**DATA TO PROCESS:**
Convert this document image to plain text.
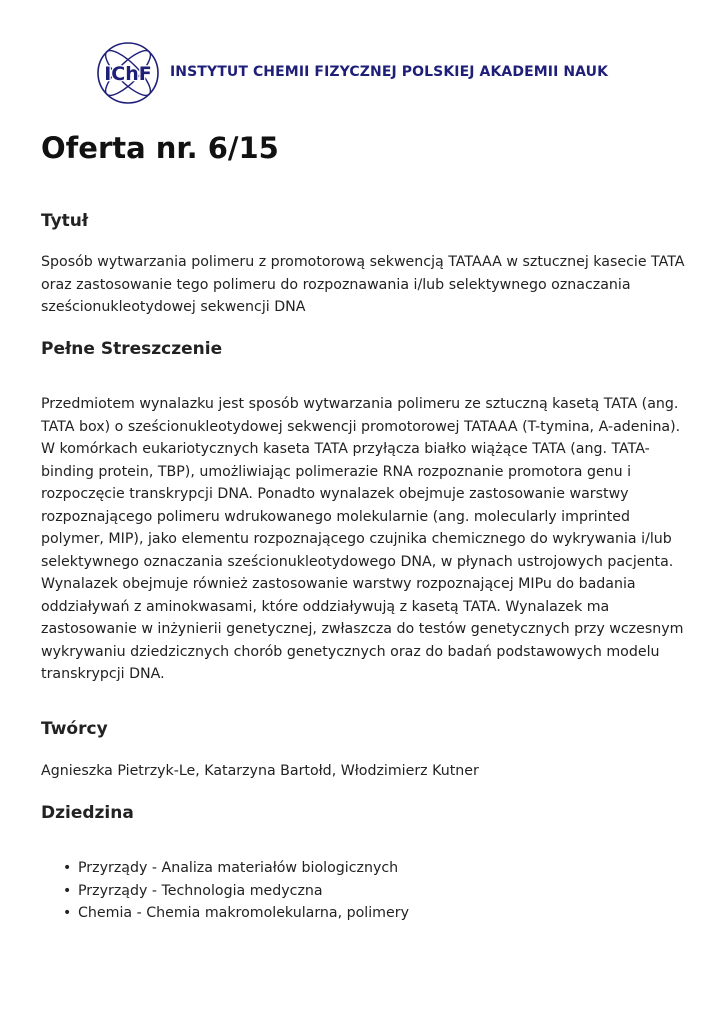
IChF INSTYTUT CHEMII FIZYCZNEJ POLSKIEJ AKADEMII NAUK
Oferta nr. 6/15
Tytuł

Sposób wytwarzania polimeru z promotorową sekwencją TATAAA w sztucznej kasecie TATA oraz zastosowanie tego polimeru do rozpoznawania i/lub selektywnego oznaczania sześcionukleotydowej sekwencji DNA

Pełne Streszczenie

Przedmiotem wynalazku jest sposób wytwarzania polimeru ze sztuczną kasetą TATA (ang. TATA box) o sześcionukleotydowej sekwencji promotorowej TATAAA (T-tymina, A-adenina). W komórkach eukariotycznych kaseta TATA przyłącza białko wiążące TATA (ang. TATA-binding protein, TBP), umożliwiając polimerazie RNA rozpoznanie promotora genu i rozpoczęcie transkrypcji DNA. Ponadto wynalazek obejmuje zastosowanie warstwy rozpoznającego polimeru wdrukowanego molekularnie (ang. molecularly imprinted polymer, MIP), jako elementu rozpoznającego czujnika chemicznego do wykrywania i/lub selektywnego oznaczania sześcionukleotydowego DNA, w płynach ustrojowych pacjenta. Wynalazek obejmuje również zastosowanie warstwy rozpoznającej MIPu do badania oddziaływań z aminokwasami, które oddziaływują z kasetą TATA. Wynalazek ma zastosowanie w inżynierii genetycznej, zwłaszcza do testów genetycznych przy wczesnym wykrywaniu dziedzicznych chorób genetycznych oraz do badań podstawowych modelu transkrypcji DNA.

Twórcy

Agnieszka Pietrzyk-Le, Katarzyna Bartołd, Włodzimierz Kutner

Dziedzina
• Przyrządy - Analiza materiałów biologicznych
• Przyrządy - Technologia medyczna
• Chemia - Chemia makromolekularna, polimery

**YOUR INSTRUCTIONS:** Tally the lines of the listing above that contain the word "Przyrządy" and state the result as a bare number.

**TASK RESPONSE:** 2